TEXTO FORNECIDO:
------------------------------------------------------------------------

No mundo ideal, você contaria com um assessor financeiro capaz de avaliar seus investimentos de forma afinada com as suas necessidades. Como consequência, as recomendações do especialista levariam em conta apenas os objetivos que foram estabelecidos no seu planejamento pessoal.
Na prática, entretanto, essa situação é um luxo ao alcance de poucos. Na maioria das vezes, o investidor é obrigado a negociar solitariamente e enfrentar circunstâncias em que ocorrem conflitos de interesse.
Nas operações financeiras, de forma geral, quanto melhor para o cliente, pior para a instituição. Isso porque o padrão de remuneração é a diferença entre o custo do dinheiro e a taxa de repasse das operações. É o chamado “spread” bancário.
Por exemplo, considere a remuneração de um certificado de depósito bancário (CDB) que paga 97% da variação diária dos certificados de depósitos interfinanceiros (CDI). Se o banco conseguir repassar os recursos captados à taxa de 100% do CDI, terá lucro.
Se a remuneração do CDB for aumentada para 101% do CDI, o banco será obrigado a encontrar tomadores dispostos a pagar mais do que isso para ter ganho. Caso contrário, não haverá interesse em emitir o título.

------------------------------------------------------------------------

MATERIAL EXTRAÍDO:

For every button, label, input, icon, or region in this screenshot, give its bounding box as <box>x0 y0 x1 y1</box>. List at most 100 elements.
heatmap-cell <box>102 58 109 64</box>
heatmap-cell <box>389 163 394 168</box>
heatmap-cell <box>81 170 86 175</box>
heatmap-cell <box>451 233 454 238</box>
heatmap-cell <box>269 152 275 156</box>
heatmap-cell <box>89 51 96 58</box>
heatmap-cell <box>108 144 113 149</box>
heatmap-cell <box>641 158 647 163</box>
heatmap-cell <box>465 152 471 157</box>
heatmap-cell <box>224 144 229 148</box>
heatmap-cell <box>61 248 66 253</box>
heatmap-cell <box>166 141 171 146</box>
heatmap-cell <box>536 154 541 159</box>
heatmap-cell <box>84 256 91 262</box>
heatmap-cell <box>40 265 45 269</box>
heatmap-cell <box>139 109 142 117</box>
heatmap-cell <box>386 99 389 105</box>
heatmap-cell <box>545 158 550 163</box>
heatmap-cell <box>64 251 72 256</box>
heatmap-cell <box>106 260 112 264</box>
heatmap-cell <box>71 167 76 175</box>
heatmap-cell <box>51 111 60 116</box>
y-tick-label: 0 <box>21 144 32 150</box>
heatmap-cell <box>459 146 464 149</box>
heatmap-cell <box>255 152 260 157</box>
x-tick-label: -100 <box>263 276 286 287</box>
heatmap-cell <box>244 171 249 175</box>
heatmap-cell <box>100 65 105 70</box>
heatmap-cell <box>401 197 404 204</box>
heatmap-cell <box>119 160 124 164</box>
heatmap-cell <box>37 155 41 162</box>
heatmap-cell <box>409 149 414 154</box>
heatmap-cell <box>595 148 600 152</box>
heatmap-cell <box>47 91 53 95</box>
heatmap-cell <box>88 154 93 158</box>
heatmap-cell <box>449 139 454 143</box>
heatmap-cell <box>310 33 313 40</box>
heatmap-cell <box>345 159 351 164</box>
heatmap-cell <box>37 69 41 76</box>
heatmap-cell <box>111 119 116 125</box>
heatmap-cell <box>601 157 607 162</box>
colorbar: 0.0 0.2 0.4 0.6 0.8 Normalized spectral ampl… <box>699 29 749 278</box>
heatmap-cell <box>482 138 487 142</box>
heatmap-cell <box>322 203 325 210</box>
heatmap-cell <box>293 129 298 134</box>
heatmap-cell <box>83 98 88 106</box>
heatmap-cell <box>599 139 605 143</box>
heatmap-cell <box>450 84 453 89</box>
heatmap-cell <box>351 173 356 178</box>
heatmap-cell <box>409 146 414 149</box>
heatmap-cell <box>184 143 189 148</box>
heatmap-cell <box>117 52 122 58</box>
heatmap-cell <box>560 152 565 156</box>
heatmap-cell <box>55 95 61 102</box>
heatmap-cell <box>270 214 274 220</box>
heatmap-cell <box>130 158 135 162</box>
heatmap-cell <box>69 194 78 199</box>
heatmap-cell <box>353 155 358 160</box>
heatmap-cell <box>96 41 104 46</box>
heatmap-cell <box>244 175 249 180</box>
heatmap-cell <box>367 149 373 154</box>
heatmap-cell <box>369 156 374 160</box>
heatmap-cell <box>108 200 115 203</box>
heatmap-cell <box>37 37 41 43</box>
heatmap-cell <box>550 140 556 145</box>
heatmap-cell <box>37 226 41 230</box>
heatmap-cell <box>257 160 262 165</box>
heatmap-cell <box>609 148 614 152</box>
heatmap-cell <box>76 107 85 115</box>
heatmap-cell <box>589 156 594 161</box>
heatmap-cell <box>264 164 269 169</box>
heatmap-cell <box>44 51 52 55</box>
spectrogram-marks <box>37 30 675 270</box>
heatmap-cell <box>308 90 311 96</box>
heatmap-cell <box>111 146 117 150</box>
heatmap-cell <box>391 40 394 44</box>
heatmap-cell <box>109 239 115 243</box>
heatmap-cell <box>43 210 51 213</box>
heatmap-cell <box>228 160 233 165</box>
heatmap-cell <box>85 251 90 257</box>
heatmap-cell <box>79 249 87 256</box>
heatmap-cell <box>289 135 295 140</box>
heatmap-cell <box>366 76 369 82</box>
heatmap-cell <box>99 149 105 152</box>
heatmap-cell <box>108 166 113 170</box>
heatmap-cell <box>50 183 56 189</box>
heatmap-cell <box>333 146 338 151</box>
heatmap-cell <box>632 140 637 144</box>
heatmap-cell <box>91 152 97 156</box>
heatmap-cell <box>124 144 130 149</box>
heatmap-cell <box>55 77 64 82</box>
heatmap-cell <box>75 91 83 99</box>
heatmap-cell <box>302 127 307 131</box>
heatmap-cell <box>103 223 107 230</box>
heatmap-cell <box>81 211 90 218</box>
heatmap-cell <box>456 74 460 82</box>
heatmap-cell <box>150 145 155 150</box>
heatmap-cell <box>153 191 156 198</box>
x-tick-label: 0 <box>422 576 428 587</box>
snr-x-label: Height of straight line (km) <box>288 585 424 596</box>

------------------------------------------------------------------------

QUESTÃO 1:
Responda com base no texto sobre conflitos de interesse nos investimentos.
(a) Que nome recebe a diferença entre o custo do dinheiro e a taxa de repasse das operações?
(b) No exemplo apresentado, que percentual da variação diária do CDI o CDB paga?
(c) Se a remuneração do CDB for aumentada para 101% do CDI, o que o banco precisa encontrar para ter ganho?
QUESTÃO 2: Estenda o texto sobre conflitos de interesse nos investimentos, começando logo após a última frase apresentada.
Não é preciso consultar o material.

RESPOSTA ESCRITA 1:
(a) Chama-se "spread" bancário.
(b) O CDB paga 97% da variação diária do CDI.
(c) O banco precisa encontrar tomadores dispostos a pagar mais do que 101% do CDI.

RESPOSTA ESCRITA 2:
Nos fundos de investimento, a remuneração do gestor está associada à taxa de administração da carteira e, nas corretoras, à taxa de corretagem para intermediação dos negócios. Também nesses casos, quanto maior o custo, pior para o investidor.
A Comissão de Valores Mobiliários (CVM) e demais órgãos reguladores buscam estabelecer padrões mínimos de conduta para evitar que o cliente seja prejudicado. A premissa é que na relação entre especialistas e investidores os últimos são a parte mais fraca em termos de capacidade de negociação.
As situações de conflito decorrentes das estruturas de remuneração dos produtos financeiros não são novidades. Além da proteção dos reguladores, o investidor tem a possibilidade de comparar alternativas para minimizar possíveis prejuízos.
Quanto mais amplo e transparente for o mercado, mais fácil será identificar boas oportunidades e evitar as armadilhas. No entanto, nem sempre as coisas funcionam conforme o esperado.
Usando diversos exemplos pitorescos de situações do dia a dia, dois vencedores do Prêmio Nobel de economia lançaram, recentemente, um livro sobre a economia da manipulação e do logro. A ideia desenvolvida pelos economistas, George Akerlof e Robert Shiller em “Phishing for Phools” (sem tradução para o português) é que o mercado nem sempre converge para uma situação ideal de equilíbrio.
Os autores usaram uma analogia com os “emails” que recebemos solicitando clicar em determinado “link” para, por exemplo, atualizar os dados cadastrais da conta bancária. O objetivo dessas mensagens é roubar dados pessoais.
Em inglês, o nome dessa atividade é “phishing”, termo que busca passar a ideia de uma pescaria mal-intencionada. Akerlof e Shiller desenvolveram o conceito de “phishing equilibrium”.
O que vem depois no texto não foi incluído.